(Saved data entries)
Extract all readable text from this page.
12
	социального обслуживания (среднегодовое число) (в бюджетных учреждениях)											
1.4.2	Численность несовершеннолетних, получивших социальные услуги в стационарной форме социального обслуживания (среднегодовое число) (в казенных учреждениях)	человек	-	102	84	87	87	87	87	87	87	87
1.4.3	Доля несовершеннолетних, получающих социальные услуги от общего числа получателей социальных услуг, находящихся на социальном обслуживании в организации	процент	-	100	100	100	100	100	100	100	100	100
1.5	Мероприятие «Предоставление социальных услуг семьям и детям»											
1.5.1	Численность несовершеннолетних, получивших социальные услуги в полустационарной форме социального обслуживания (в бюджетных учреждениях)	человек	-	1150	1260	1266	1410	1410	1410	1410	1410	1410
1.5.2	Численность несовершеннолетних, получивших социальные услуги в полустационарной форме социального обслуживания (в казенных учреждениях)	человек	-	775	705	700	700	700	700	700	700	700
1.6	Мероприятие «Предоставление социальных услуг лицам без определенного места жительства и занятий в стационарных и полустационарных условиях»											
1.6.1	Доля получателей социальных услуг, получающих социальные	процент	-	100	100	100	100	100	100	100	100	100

**THE PROBLEM:**
Find all lines with "социальных" in them and copy each one.

**RESULT OF THE TASK:**
1.4.3	Доля несовершеннолетних, получающих социальные услуги от общего числа получателей социальных услуг, находящихся на социальном обслуживании в организации	процент	-	100	100	100	100	100	100	100	100	100
1.5	Мероприятие «Предоставление социальных услуг семьям и детям»											
1.6	Мероприятие «Предоставление социальных услуг лицам без определенного места жительства и занятий в стационарных и полустационарных условиях»											
1.6.1	Доля получателей социальных услуг, получающих социальные	процент	-	100	100	100	100	100	100	100	100	100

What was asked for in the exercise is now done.